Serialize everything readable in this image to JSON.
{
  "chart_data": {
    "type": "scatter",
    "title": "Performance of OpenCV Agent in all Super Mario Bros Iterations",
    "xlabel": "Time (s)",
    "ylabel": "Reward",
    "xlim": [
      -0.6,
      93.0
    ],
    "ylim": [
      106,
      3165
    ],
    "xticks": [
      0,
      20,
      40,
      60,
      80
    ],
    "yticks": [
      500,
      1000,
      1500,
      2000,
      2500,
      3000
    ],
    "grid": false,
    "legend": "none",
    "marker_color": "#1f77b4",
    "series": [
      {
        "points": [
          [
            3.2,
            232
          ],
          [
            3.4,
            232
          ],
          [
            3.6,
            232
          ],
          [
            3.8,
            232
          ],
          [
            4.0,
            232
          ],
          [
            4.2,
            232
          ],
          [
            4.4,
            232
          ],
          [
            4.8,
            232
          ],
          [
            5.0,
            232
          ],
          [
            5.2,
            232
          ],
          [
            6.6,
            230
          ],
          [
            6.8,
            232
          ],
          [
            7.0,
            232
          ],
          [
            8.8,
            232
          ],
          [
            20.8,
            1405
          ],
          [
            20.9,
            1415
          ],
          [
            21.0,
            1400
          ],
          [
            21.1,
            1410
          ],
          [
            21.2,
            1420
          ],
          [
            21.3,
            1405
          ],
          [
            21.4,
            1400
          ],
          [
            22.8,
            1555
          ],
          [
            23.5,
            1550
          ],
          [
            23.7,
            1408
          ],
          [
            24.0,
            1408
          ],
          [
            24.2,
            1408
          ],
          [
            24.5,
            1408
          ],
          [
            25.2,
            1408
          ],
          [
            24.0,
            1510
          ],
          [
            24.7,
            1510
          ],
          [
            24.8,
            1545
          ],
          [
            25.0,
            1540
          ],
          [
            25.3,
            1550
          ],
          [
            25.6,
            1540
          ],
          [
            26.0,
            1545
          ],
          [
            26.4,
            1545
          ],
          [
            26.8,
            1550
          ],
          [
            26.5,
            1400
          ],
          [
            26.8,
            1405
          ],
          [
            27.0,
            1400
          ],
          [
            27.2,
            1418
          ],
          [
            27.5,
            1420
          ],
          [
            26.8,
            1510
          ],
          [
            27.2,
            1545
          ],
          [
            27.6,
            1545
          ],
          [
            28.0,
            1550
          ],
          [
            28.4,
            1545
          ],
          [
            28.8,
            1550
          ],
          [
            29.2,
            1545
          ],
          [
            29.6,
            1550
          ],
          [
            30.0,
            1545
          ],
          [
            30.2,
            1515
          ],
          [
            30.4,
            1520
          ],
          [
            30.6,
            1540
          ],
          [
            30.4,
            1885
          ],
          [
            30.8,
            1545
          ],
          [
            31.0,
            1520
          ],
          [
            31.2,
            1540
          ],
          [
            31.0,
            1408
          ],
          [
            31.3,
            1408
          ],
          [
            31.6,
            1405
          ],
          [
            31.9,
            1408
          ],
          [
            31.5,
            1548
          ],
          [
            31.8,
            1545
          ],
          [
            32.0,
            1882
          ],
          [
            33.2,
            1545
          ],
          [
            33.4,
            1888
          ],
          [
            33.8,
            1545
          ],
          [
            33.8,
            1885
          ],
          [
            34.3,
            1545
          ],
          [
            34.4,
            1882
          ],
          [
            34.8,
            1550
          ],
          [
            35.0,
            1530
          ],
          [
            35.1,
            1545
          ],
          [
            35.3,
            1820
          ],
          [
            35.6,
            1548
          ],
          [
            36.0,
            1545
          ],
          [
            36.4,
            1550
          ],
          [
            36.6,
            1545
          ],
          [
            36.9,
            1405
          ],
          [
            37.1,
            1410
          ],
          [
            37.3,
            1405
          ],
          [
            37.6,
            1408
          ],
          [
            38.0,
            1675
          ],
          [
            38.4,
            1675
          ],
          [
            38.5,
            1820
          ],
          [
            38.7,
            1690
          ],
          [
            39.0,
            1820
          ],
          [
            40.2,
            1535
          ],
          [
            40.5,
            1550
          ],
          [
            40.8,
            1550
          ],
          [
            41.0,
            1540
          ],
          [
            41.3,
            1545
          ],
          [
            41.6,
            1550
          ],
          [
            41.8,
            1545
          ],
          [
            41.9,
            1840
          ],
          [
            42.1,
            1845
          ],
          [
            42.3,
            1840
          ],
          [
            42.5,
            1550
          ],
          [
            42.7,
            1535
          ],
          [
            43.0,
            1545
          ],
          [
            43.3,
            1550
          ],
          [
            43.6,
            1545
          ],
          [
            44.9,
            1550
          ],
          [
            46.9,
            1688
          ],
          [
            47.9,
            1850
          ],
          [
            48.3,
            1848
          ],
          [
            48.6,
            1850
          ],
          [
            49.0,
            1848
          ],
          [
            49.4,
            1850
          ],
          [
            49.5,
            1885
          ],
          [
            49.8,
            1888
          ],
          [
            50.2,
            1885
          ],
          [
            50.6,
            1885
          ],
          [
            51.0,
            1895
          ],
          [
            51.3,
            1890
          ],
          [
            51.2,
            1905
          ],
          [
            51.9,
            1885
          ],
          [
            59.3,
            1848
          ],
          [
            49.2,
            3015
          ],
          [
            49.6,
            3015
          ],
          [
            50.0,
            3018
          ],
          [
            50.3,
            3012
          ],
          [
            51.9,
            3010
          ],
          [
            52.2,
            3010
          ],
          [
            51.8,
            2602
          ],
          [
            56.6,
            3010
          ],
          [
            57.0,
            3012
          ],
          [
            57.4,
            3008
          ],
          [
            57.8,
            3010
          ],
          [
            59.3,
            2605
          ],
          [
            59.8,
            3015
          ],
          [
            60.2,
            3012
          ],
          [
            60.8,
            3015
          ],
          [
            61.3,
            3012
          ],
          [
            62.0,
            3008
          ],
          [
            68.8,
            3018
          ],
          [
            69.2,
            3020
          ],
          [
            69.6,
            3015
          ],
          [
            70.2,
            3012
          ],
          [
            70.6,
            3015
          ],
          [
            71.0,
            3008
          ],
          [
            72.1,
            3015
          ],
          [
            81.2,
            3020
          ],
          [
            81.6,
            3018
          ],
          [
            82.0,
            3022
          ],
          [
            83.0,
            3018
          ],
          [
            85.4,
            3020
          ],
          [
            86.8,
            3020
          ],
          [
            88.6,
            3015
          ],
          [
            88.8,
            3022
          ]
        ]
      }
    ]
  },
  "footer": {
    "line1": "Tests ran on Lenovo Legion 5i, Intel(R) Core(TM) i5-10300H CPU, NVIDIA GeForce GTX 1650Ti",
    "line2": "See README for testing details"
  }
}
--------------------
- TO DO:
Quote each line of the data above exactly as written.

- SOLUTION TO THIS EXERCISE:
Serialize everything readable in this image to JSON.
{
  "chart_data": {
    "type": "scatter",
    "title": "Performance of OpenCV Agent in all Super Mario Bros Iterations",
    "xlabel": "Time (s)",
    "ylabel": "Reward",
    "xlim": [
      -0.6,
      93.0
    ],
    "ylim": [
      106,
      3165
    ],
    "xticks": [
      0,
      20,
      40,
      60,
      80
    ],
    "yticks": [
      500,
      1000,
      1500,
      2000,
      2500,
      3000
    ],
    "grid": false,
    "legend": "none",
    "marker_color": "#1f77b4",
    "series": [
      {
        "points": [
          [
            3.2,
            232
          ],
          [
            3.4,
            232
          ],
          [
            3.6,
            232
          ],
          [
            3.8,
            232
          ],
          [
            4.0,
            232
          ],
          [
            4.2,
            232
          ],
          [
            4.4,
            232
          ],
          [
            4.8,
            232
          ],
          [
            5.0,
            232
          ],
          [
            5.2,
            232
          ],
          [
            6.6,
            230
          ],
          [
            6.8,
            232
          ],
          [
            7.0,
            232
          ],
          [
            8.8,
            232
          ],
          [
            20.8,
            1405
          ],
          [
            20.9,
            1415
          ],
          [
            21.0,
            1400
          ],
          [
            21.1,
            1410
          ],
          [
            21.2,
            1420
          ],
          [
            21.3,
            1405
          ],
          [
            21.4,
            1400
          ],
          [
            22.8,
            1555
          ],
          [
            23.5,
            1550
          ],
          [
            23.7,
            1408
          ],
          [
            24.0,
            1408
          ],
          [
            24.2,
            1408
          ],
          [
            24.5,
            1408
          ],
          [
            25.2,
            1408
          ],
          [
            24.0,
            1510
          ],
          [
            24.7,
            1510
          ],
          [
            24.8,
            1545
          ],
          [
            25.0,
            1540
          ],
          [
            25.3,
            1550
          ],
          [
            25.6,
            1540
          ],
          [
            26.0,
            1545
          ],
          [
            26.4,
            1545
          ],
          [
            26.8,
            1550
          ],
          [
            26.5,
            1400
          ],
          [
            26.8,
            1405
          ],
          [
            27.0,
            1400
          ],
          [
            27.2,
            1418
          ],
          [
            27.5,
            1420
          ],
          [
            26.8,
            1510
          ],
          [
            27.2,
            1545
          ],
          [
            27.6,
            1545
          ],
          [
            28.0,
            1550
          ],
          [
            28.4,
            1545
          ],
          [
            28.8,
            1550
          ],
          [
            29.2,
            1545
          ],
          [
            29.6,
            1550
          ],
          [
            30.0,
            1545
          ],
          [
            30.2,
            1515
          ],
          [
            30.4,
            1520
          ],
          [
            30.6,
            1540
          ],
          [
            30.4,
            1885
          ],
          [
            30.8,
            1545
          ],
          [
            31.0,
            1520
          ],
          [
            31.2,
            1540
          ],
          [
            31.0,
            1408
          ],
          [
            31.3,
            1408
          ],
          [
            31.6,
            1405
          ],
          [
            31.9,
            1408
          ],
          [
            31.5,
            1548
          ],
          [
            31.8,
            1545
          ],
          [
            32.0,
            1882
          ],
          [
            33.2,
            1545
          ],
          [
            33.4,
            1888
          ],
          [
            33.8,
            1545
          ],
          [
            33.8,
            1885
          ],
          [
            34.3,
            1545
          ],
          [
            34.4,
            1882
          ],
          [
            34.8,
            1550
          ],
          [
            35.0,
            1530
          ],
          [
            35.1,
            1545
          ],
          [
            35.3,
            1820
          ],
          [
            35.6,
            1548
          ],
          [
            36.0,
            1545
          ],
          [
            36.4,
            1550
          ],
          [
            36.6,
            1545
          ],
          [
            36.9,
            1405
          ],
          [
            37.1,
            1410
          ],
          [
            37.3,
            1405
          ],
          [
            37.6,
            1408
          ],
          [
            38.0,
            1675
          ],
          [
            38.4,
            1675
          ],
          [
            38.5,
            1820
          ],
          [
            38.7,
            1690
          ],
          [
            39.0,
            1820
          ],
          [
            40.2,
            1535
          ],
          [
            40.5,
            1550
          ],
          [
            40.8,
            1550
          ],
          [
            41.0,
            1540
          ],
          [
            41.3,
            1545
          ],
          [
            41.6,
            1550
          ],
          [
            41.8,
            1545
          ],
          [
            41.9,
            1840
          ],
          [
            42.1,
            1845
          ],
          [
            42.3,
            1840
          ],
          [
            42.5,
            1550
          ],
          [
            42.7,
            1535
          ],
          [
            43.0,
            1545
          ],
          [
            43.3,
            1550
          ],
          [
            43.6,
            1545
          ],
          [
            44.9,
            1550
          ],
          [
            46.9,
            1688
          ],
          [
            47.9,
            1850
          ],
          [
            48.3,
            1848
          ],
          [
            48.6,
            1850
          ],
          [
            49.0,
            1848
          ],
          [
            49.4,
            1850
          ],
          [
            49.5,
            1885
          ],
          [
            49.8,
            1888
          ],
          [
            50.2,
            1885
          ],
          [
            50.6,
            1885
          ],
          [
            51.0,
            1895
          ],
          [
            51.3,
            1890
          ],
          [
            51.2,
            1905
          ],
          [
            51.9,
            1885
          ],
          [
            59.3,
            1848
          ],
          [
            49.2,
            3015
          ],
          [
            49.6,
            3015
          ],
          [
            50.0,
            3018
          ],
          [
            50.3,
            3012
          ],
          [
            51.9,
            3010
          ],
          [
            52.2,
            3010
          ],
          [
            51.8,
            2602
          ],
          [
            56.6,
            3010
          ],
          [
            57.0,
            3012
          ],
          [
            57.4,
            3008
          ],
          [
            57.8,
            3010
          ],
          [
            59.3,
            2605
          ],
          [
            59.8,
            3015
          ],
          [
            60.2,
            3012
          ],
          [
            60.8,
            3015
          ],
          [
            61.3,
            3012
          ],
          [
            62.0,
            3008
          ],
          [
            68.8,
            3018
          ],
          [
            69.2,
            3020
          ],
          [
            69.6,
            3015
          ],
          [
            70.2,
            3012
          ],
          [
            70.6,
            3015
          ],
          [
            71.0,
            3008
          ],
          [
            72.1,
            3015
          ],
          [
            81.2,
            3020
          ],
          [
            81.6,
            3018
          ],
          [
            82.0,
            3022
          ],
          [
            83.0,
            3018
          ],
          [
            85.4,
            3020
          ],
          [
            86.8,
            3020
          ],
          [
            88.6,
            3015
          ],
          [
            88.8,
            3022
          ]
        ]
      }
    ]
  },
  "footer": {
    "line1": "Tests ran on Lenovo Legion 5i, Intel(R) Core(TM) i5-10300H CPU, NVIDIA GeForce GTX 1650Ti",
    "line2": "See README for testing details"
  }
}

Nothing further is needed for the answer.